Your assignment: Repeat the passage of the comments on name blindness from "I was also a" to "and other things.", swapping "teacher" for "nurse".


  • I also have Name Blindness, exactly the same experience with names!! 

    I was also a teacher (untill very recently). I'm 46 recently diagnosed. 

    The hardest part is the embarrisment, shame and the feeling of uselessness that comes with it. I often end up calling people "dude", "chick" and other things. 

    I seem to have memory issues in general. I can only seem to retain information which is highly important or interesting. 

    A trick I used was to attach some form of meaning to a person. This could be anything. Breaking down their name phonetically (if it's a complex name). Assosicating the name with a simplar word or a rhyme or memory. For example one of my students was called Panashe. I could never remember his name, I broke it down phonetically and was able to remember Pan-Ash. I also remember I film which involved "Pan Air" or "Pan AM", so when I see him I think of the film. I see him, I remember the film, think in a pilots uniform and remember Pan-Ash. 

    It's exhaughsting being autistic. 

  • Hi  congratulations on your diagnosis!!

    I'm sorry to hear about the loss of your wife, your anchor and your shield.

    Being diagnosed in later life can be difficult but then factor in your loss and that's a lot for anyone to carry.

    I'm pleased you reached out here. You are not alone.

    Sorry I don't know anything about name blindness BTW.

    (⁠•⁠‿⁠•⁠)

  • I'm really very good at remembering faces, even decades after I last saw a particular person. I'm useless at remembering names, however. I think it is at least partly because when I am introduced to anyone I am so mentally preoccupied with smiling, looking them in the eye, gauging how firm a handshake to give and remembering to say some expected platitudes, that there is no space in my brain to take in their name. Thereafter relying on picking up other people using the name, or seeing it written down, which is not always successful in retaining it.

Given entries:
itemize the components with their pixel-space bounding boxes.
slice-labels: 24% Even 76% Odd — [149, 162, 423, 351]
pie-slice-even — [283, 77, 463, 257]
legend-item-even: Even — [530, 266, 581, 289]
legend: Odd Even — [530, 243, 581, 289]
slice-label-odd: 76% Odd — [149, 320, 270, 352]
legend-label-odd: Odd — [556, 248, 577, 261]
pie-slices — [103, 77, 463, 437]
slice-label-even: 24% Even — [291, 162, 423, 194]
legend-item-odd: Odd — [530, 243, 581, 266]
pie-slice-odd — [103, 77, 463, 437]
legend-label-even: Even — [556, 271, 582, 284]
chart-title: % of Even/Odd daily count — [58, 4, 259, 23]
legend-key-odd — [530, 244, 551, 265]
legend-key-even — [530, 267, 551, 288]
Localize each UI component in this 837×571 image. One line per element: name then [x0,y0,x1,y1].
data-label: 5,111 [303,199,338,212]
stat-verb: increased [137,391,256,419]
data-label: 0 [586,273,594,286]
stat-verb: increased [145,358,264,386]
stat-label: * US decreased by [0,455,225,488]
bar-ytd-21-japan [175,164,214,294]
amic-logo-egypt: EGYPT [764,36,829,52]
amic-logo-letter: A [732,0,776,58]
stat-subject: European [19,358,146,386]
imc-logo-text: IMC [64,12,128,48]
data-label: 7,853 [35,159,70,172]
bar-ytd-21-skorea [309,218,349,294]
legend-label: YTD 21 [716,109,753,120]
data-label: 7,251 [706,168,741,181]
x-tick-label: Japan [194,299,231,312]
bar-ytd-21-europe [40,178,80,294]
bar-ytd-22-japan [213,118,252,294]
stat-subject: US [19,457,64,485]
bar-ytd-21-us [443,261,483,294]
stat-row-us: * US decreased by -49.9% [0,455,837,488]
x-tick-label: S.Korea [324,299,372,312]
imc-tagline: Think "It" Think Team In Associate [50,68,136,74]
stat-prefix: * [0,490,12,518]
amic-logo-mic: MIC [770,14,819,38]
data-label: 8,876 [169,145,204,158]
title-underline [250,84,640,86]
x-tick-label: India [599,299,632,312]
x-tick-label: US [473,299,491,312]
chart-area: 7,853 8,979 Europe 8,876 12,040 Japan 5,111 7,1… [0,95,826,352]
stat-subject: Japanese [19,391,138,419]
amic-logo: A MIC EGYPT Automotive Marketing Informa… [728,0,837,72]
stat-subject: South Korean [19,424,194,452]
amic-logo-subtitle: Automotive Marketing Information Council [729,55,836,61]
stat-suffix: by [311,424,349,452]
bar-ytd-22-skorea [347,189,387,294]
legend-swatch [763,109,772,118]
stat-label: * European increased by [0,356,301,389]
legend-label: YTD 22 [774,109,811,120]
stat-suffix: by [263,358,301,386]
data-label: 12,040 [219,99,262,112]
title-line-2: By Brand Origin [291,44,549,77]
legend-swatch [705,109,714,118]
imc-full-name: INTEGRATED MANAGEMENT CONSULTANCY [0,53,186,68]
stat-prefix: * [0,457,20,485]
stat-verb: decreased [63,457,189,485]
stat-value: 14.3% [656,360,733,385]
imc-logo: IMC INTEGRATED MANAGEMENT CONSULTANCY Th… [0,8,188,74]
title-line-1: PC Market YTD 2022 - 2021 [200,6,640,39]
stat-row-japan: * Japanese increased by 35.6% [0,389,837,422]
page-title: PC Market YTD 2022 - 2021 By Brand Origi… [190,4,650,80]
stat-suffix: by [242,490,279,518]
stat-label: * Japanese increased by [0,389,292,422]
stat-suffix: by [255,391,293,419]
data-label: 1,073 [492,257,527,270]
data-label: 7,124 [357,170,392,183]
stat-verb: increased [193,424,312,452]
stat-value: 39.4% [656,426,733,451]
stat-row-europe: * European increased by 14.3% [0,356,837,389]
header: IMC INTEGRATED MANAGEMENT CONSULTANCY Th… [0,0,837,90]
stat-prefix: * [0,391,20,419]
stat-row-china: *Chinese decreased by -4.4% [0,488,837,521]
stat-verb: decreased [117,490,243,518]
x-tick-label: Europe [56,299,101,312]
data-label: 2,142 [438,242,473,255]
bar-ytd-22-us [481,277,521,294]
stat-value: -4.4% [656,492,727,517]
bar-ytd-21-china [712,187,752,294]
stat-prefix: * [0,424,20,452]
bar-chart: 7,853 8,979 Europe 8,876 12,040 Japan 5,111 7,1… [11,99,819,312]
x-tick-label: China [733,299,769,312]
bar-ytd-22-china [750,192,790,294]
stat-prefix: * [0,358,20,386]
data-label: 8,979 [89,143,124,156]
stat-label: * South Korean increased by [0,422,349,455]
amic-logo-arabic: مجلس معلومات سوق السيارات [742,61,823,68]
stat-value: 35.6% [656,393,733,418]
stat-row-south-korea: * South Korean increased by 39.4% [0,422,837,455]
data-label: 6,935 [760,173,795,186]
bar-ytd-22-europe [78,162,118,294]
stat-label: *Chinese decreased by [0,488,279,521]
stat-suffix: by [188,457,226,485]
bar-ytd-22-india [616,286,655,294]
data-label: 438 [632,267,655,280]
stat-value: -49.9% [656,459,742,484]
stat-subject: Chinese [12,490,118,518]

Response box:
I was also a nurse (untill very recently). I'm 46 recently diagnosed. 

    The hardest part is the embarrisment, shame and the feeling of uselessness that comes with it. I often end up calling people "dude", "chick" and other things.